## STRONA
★ ★ ★ ★ ★ ★ ★

Relacje
Kolejna wygrana beniaminka
Tenisistki stołowe LKTS Luveny kontynuują doskonałą passę. W 5. kolejce I-ligowych rozgrywek zespół z Lubonia wygrał 6:4 na wyjeździe z Notecią Inowrocław. Bohaterką meczu była Anita Chudy, która wygrała oba swoje mecze. To zwycięstwo wywindowało beniaminka na czwarte miejsce w tabeli. – Przyznam się, że nie spodziewałem się aż tak udanego początku sezonu. Ale też dziewczyny grają znakomicie – mówi trener Mariusz Pyśk.
Mecz w Inowrocławiu był bardzo zacięty i miał dramatyczny przebieg. – Noteć zajmuje wprawdzie miejsce w dolnej części tabeli, ale o punkty w tamtejszej sali nie jest łatwo. I liga w tym sezonie jest zresztą bardzo wyrównana, praktycznie nie ma pewniaków – twierdzi szkoleniowiec. Jego zespół sobotni pojedynek rozpoczął od prowadzenia 2:0, bo doskonale dysponowane Anita Chudy i Maja Zielińska pewnie wygrały swoje potyczki.
Rywalki szybko jednak odrobiły straty, ponieważ w następnej serii spotkań singlowych porażek doznały Paulina Nowacka i Joanna Spychała, a więc dwie najbardziej doświadczone zawodniczki LKTS Luveny. Deble też zakończyły się remisem. I też przyniosły zaskakujące rozstrzygnięcia, ponieważ punkt dla ekipy z Lubonia zdobyły Joanna Spychała i młodziutka, bo zaledwie 15-letnia Zuzanna Sułek.

★ ★ ★ ★ ★ ★ ★

## ZAWARTOŚĆ ZBIORU DANYCH
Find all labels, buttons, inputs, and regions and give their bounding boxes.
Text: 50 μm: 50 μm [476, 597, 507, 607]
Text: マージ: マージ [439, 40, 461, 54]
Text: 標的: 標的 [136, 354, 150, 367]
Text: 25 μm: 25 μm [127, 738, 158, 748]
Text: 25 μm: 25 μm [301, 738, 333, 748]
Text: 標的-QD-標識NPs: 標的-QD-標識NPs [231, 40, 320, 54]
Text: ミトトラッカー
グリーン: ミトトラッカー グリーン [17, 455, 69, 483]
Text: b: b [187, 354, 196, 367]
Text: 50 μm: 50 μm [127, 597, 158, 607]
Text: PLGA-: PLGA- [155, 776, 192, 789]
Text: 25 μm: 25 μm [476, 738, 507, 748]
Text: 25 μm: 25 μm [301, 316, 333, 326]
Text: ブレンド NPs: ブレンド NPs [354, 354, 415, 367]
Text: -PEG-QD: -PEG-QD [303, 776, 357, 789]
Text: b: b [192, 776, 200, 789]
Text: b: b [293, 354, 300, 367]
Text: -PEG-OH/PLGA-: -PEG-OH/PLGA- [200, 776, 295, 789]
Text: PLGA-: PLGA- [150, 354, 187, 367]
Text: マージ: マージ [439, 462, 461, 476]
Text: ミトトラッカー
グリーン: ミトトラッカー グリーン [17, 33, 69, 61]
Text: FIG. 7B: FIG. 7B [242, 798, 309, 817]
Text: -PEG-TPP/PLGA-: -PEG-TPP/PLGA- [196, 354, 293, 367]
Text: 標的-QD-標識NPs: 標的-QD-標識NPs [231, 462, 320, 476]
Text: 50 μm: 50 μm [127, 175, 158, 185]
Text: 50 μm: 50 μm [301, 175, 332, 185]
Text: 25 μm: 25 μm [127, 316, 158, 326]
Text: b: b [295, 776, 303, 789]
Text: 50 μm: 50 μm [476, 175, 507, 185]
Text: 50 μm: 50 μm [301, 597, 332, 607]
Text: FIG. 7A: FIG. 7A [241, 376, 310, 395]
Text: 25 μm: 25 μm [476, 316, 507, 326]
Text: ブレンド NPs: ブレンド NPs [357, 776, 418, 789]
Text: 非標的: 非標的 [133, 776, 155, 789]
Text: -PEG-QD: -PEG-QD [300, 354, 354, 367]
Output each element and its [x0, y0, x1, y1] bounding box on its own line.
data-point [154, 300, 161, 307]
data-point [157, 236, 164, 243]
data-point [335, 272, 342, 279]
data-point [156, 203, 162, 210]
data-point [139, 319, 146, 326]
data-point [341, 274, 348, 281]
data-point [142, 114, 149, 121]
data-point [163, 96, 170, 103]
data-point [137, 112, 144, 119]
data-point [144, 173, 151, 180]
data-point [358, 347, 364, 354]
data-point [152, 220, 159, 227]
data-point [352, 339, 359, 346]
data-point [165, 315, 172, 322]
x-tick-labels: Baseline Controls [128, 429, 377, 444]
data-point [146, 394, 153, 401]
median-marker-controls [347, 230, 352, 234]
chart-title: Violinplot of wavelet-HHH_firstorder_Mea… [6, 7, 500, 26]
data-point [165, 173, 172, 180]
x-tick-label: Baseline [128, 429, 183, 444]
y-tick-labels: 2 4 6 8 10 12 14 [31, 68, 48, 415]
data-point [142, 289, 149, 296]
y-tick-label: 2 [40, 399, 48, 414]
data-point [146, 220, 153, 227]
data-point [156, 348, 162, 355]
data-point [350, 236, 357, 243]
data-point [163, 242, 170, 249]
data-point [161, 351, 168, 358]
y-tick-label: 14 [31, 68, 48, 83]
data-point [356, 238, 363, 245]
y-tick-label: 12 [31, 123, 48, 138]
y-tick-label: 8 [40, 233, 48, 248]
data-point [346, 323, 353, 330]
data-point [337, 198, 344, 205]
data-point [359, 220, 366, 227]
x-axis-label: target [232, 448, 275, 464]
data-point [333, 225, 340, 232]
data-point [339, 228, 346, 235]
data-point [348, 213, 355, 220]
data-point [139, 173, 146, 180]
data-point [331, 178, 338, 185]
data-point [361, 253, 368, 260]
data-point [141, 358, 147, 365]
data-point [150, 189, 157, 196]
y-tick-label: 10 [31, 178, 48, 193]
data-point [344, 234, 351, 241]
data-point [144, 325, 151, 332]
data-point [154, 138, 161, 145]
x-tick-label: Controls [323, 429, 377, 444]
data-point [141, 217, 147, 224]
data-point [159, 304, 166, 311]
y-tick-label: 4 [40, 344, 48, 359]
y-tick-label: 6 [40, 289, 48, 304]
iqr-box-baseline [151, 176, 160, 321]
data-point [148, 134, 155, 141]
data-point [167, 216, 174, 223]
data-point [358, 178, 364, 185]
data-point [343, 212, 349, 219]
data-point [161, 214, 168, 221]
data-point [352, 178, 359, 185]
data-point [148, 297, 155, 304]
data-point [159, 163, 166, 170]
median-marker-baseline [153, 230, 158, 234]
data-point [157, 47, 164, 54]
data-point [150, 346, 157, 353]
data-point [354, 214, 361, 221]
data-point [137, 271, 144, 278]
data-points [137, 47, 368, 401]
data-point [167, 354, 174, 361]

★ ★ ★ ★ ★ ★ ★

## CEL 1
Z jaką drużyną LKTS Luvena wygrała w 5. kolejce według relacji o meczu tenisistek stołowych?
## CEL 2
Napisz dalszy ciąg relacji o meczu tenisistek stołowych LKTS Luveny w Inowrocławiu, zaczynając od miejsca, w którym się urywa.
Wiersze nie są tu do niczego potrzebne.

## WYNIK ZADANIA 1
Z Notecią Inowrocław.

## WYNIK ZADANIA 2
Emocje sięgnęły zenitu, gdy do stołów i kolejnych gier singlowych podeszły Paulina Nowacka i Joanna Spychała. – Obie stoczyły pięciosetowe pojedynki. Obie też w decydujących partiach przegrywały, a mimo to potrafiły ograć swoje rywalki. Dzięki temu wyszliśmy na prowadzenie w meczu 5:3. Decydujący punkt, w następnej serii spotkań, zdobyła dla naszego zespołu Anita Chudy – opowiada Mariusz Pyśk.
Anita Chudy jest w tym sezonie w znakomitej formie (fot. Agnieszka Zielińska)
Postawa 18-latki z Lubonia jest jedną z największych niespodzianek całych rozgrywek ligowych. – Anita już po raz trzeci w tym sezonie zdobyła w grach singlowych komplet punktów. I to grając na pierwszym stole, czyli z teoretycznie najmocniejszymi rywalkami, dużo bardziej od niej doświadczonymi – cieszy się szkoleniowiec beniaminka. Świetnie grają jednak także pozostałe zawodniczki LKTS Luveny.
– Zespół stanowi udane połączenie doświadczenia i młodości. Te młodsze zawodniczki, po każdym udanym meczu, nabierają też pewności siebie. Dziewczyny są też bardzo zdeterminowane. Widać to zwłaszcza w meczach przed własną publicznością. Wynika to pewnie z tego, że aż cztery z nich są wychowankami naszego klubu – uważa Mariusz Pyśk. Teraz jego podopieczne zagrają dwa kolejne mecze, i to właśnie u siebie.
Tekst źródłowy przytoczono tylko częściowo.